What you will do:
Are you able to quote each entry exactly as written?

-- START Data provided --

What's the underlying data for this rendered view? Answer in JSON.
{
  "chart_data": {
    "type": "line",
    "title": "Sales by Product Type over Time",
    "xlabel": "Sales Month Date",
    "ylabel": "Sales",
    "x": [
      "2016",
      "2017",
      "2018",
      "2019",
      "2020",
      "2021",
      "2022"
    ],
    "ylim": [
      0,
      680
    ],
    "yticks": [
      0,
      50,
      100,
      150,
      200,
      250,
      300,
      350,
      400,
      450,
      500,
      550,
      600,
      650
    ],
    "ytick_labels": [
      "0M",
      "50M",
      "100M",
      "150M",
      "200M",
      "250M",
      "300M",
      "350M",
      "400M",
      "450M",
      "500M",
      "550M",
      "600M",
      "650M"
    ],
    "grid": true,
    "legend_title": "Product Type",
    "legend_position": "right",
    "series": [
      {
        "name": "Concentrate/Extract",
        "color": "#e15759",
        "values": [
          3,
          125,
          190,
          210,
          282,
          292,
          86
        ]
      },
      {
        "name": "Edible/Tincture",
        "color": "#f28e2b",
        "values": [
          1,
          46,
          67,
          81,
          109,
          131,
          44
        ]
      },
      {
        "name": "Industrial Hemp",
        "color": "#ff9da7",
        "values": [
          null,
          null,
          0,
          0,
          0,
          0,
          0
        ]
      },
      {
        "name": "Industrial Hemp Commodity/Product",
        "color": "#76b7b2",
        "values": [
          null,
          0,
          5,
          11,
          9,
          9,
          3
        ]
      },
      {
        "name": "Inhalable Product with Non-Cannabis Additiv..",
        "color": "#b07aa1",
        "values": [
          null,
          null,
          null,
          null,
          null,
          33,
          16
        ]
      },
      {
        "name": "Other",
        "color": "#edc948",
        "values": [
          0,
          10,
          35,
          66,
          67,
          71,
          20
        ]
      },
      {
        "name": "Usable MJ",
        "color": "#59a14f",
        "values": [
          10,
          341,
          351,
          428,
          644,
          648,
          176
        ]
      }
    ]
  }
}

-- END Data provided --

Answer to this task:
What's the underlying data for this rendered view? Answer in JSON.
{
  "chart_data": {
    "type": "line",
    "title": "Sales by Product Type over Time",
    "xlabel": "Sales Month Date",
    "ylabel": "Sales",
    "x": [
      "2016",
      "2017",
      "2018",
      "2019",
      "2020",
      "2021",
      "2022"
    ],
    "ylim": [
      0,
      680
    ],
    "yticks": [
      0,
      50,
      100,
      150,
      200,
      250,
      300,
      350,
      400,
      450,
      500,
      550,
      600,
      650
    ],
    "ytick_labels": [
      "0M",
      "50M",
      "100M",
      "150M",
      "200M",
      "250M",
      "300M",
      "350M",
      "400M",
      "450M",
      "500M",
      "550M",
      "600M",
      "650M"
    ],
    "grid": true,
    "legend_title": "Product Type",
    "legend_position": "right",
    "series": [
      {
        "name": "Concentrate/Extract",
        "color": "#e15759",
        "values": [
          3,
          125,
          190,
          210,
          282,
          292,
          86
        ]
      },
      {
        "name": "Edible/Tincture",
        "color": "#f28e2b",
        "values": [
          1,
          46,
          67,
          81,
          109,
          131,
          44
        ]
      },
      {
        "name": "Industrial Hemp",
        "color": "#ff9da7",
        "values": [
          null,
          null,
          0,
          0,
          0,
          0,
          0
        ]
      },
      {
        "name": "Industrial Hemp Commodity/Product",
        "color": "#76b7b2",
        "values": [
          null,
          0,
          5,
          11,
          9,
          9,
          3
        ]
      },
      {
        "name": "Inhalable Product with Non-Cannabis Additiv..",
        "color": "#b07aa1",
        "values": [
          null,
          null,
          null,
          null,
          null,
          33,
          16
        ]
      },
      {
        "name": "Other",
        "color": "#edc948",
        "values": [
          0,
          10,
          35,
          66,
          67,
          71,
          20
        ]
      },
      {
        "name": "Usable MJ",
        "color": "#59a14f",
        "values": [
          10,
          341,
          351,
          428,
          644,
          648,
          176
        ]
      }
    ]
  }
}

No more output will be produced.